Please reproduce, word for word, the passage of the coastal management editorial below that begins with the words containing "We were disappointed" and ends with "simply gaveled out.".

EXCERPT TO READ —
□ □ □ □ □

Alaska News

Coast management stalemate hurts state

We were disappointed when the House adjourned the recent Special Session three days early, failing by one vote to accept compromise language saving the Alaska Coastal Management Program (ACMP). Sadly, the program was caught up in the larger House-Senate fight over the capital budget, and instead of taking the extra time to resolve it, the House simply gaveled out.

Loss of this program affects all Alaskans on many levels. Here are just a few.

• There will be delays in development. Many applicants with projects on state lands will have to go to multiple agencies for their permits, instead of using the essential coordination provided by the Division of Coastal and Ocean Management (DCOM). The loss of coordinated, streamlined permitting will result in permitting delays and greater bureaucratic red tape. Developers will lose a single point of contact for state review, decreasing efficiency and increasing frustration. This will discourage investment by smaller companies that don't have legal divisions to deal with permitting.

• The state will lose the ability to review and comment on projects on federal lands and waters in Alaska. There is no other program where the state has a voice in federal permitting. This will give the feds greater say about what happens with Alaska's resources.

• We may lose the ability to receive federal revenue sharing from offshore oil and gas development. Several bills now before Congress would limit revenue sharing to states with an approved coastal plan.

• As Sen. Begich has noted, federal law requires that permitting for a deepwater port include state participation through a coastal zone management plan. Without such a plan in place Alaska loses the ability to get a deepwater port in the Arctic at a time when the state is working hard to ramp up oil and gas development on the Outer Continental Shelf. The Legislature just put $972,000 in the capital budget to identify and map potential deepwater Arctic ports.

• Local communities and their residents will lose their voices and will have a much harder time influencing projects on lands that they know and understand best, leading to costly time-consuming and unnecessary lawsuits.


The current ACMP was badly weakened during the Murkowski administration, and is a source of continual frustration and anger to coastal residents. The House, the Senate, and the governor have all agreed to important changes that will strengthen the program without providing veto power to local communities. The impasse preventing a final agreement is hung up on a handful of small remaining issues.

□ □ □ □ □

(Recorded data)
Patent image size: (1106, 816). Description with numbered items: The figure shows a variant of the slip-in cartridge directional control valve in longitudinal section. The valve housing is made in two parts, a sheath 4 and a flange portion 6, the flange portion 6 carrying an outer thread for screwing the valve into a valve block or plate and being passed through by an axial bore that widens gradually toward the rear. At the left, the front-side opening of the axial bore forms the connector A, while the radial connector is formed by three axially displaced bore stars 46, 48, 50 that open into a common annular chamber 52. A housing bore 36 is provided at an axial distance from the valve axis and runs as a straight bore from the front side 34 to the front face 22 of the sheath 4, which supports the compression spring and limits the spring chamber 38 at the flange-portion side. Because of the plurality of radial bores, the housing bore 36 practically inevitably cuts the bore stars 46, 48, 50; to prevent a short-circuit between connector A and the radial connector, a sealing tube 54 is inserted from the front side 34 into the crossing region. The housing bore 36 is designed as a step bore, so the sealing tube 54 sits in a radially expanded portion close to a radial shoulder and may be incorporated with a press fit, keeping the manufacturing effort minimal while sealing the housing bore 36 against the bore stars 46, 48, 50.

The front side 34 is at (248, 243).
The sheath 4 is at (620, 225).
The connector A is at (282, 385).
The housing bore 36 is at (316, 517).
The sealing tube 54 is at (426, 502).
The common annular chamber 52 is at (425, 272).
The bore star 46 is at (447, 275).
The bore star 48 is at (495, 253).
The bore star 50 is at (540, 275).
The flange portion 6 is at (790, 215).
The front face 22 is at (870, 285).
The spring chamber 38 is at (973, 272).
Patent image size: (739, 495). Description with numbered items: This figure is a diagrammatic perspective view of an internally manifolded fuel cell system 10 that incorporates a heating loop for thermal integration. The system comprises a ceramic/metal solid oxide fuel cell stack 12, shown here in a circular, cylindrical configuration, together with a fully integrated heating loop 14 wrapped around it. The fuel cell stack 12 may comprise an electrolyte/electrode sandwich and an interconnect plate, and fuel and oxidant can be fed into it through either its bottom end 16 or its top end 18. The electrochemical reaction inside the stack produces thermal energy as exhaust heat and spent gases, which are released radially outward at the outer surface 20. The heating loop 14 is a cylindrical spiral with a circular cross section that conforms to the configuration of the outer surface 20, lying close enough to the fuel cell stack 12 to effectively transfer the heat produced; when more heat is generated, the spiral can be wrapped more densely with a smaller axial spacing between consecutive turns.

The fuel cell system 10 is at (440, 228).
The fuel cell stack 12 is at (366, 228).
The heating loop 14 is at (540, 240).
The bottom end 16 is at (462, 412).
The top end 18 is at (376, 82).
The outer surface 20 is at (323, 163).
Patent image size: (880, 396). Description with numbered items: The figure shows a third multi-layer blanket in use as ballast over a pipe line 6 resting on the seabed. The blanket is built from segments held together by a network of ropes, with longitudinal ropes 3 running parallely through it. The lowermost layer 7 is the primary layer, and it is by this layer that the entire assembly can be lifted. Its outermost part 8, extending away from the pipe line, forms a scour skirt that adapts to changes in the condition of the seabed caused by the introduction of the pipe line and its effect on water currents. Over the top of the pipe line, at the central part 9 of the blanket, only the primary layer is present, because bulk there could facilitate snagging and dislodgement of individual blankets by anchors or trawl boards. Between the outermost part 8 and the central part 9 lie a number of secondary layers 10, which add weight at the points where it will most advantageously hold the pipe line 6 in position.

□ □ □ □ □

SOLUTION FOR THIS TASK —
We were disappointed when the House adjourned the recent Special Session three days early, failing by one vote to accept compromise language saving the Alaska Coastal Management Program (ACMP). Sadly, the program was caught up in the larger House-Senate fight over the capital budget, and instead of taking the extra time to resolve it, the House simply gaveled out.